## Begin Task material

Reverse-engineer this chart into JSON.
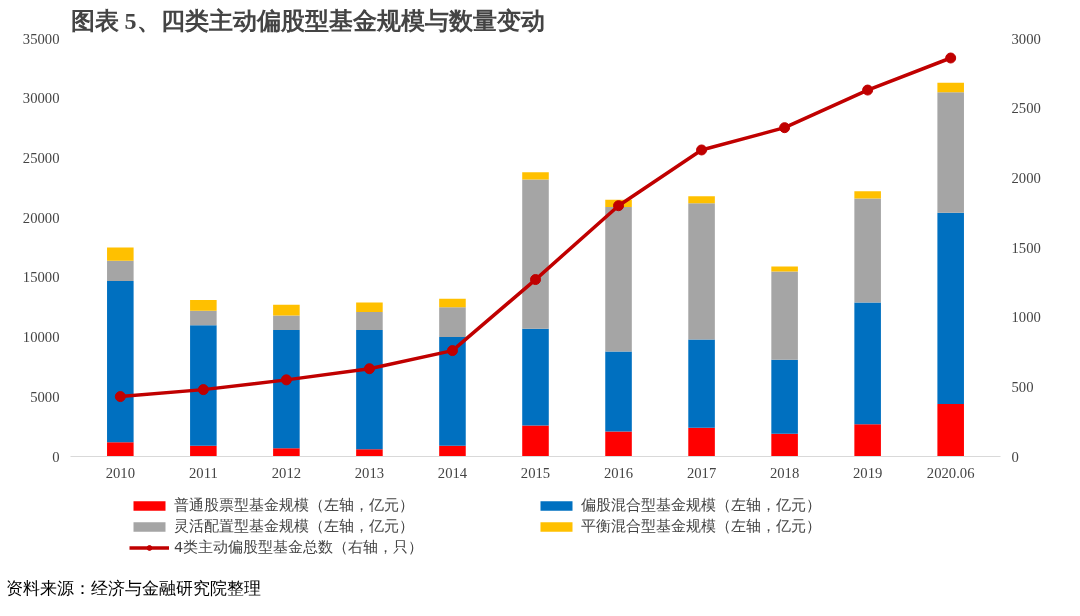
{
  "chart_data": {
    "type": "bar",
    "stacked": true,
    "title": "图表 5、四类主动偏股型基金规模与数量变动",
    "categories": [
      "2010",
      "2011",
      "2012",
      "2013",
      "2014",
      "2015",
      "2016",
      "2017",
      "2018",
      "2019",
      "2020.06"
    ],
    "series": [
      {
        "name": "普通股票型基金规模（左轴，亿元）",
        "color": "#ff0000",
        "values": [
          1200,
          900,
          700,
          600,
          900,
          2600,
          2100,
          2400,
          1900,
          2700,
          4400
        ]
      },
      {
        "name": "偏股混合型基金规模（左轴，亿元）",
        "color": "#0070c0",
        "values": [
          13500,
          10100,
          9900,
          10000,
          9100,
          8100,
          6700,
          7400,
          6200,
          10200,
          16000
        ]
      },
      {
        "name": "灵活配置型基金规模（左轴，亿元）",
        "color": "#a5a5a5",
        "values": [
          1700,
          1200,
          1200,
          1500,
          2500,
          12500,
          12100,
          11400,
          7400,
          8700,
          10100
        ]
      },
      {
        "name": "平衡混合型基金规模（左轴，亿元）",
        "color": "#ffc000",
        "values": [
          1100,
          900,
          900,
          800,
          700,
          600,
          600,
          600,
          400,
          600,
          800
        ]
      },
      {
        "name": "4类主动偏股型基金总数（右轴，只）",
        "color": "#c00000",
        "type": "line",
        "axis": "y2",
        "marker": "circle",
        "values": [
          430,
          480,
          550,
          630,
          760,
          1270,
          1800,
          2200,
          2360,
          2630,
          2860
        ]
      }
    ],
    "ylim": [
      0,
      35000
    ],
    "yticks": [
      0,
      5000,
      10000,
      15000,
      20000,
      25000,
      30000,
      35000
    ],
    "y2lim": [
      0,
      3000
    ],
    "y2ticks": [
      0,
      500,
      1000,
      1500,
      2000,
      2500,
      3000
    ],
    "grid": false,
    "legend": "bottom",
    "annotations": [
      "资料来源：经济与金融研究院整理"
    ]
  }
}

## End Task material

### Exercise requirements
Every line above that contains the word "color" should be reported.

### Written answer
        "color": "#ff0000",
        "color": "#0070c0",
        "color": "#a5a5a5",
        "color": "#ffc000",
        "color": "#c00000",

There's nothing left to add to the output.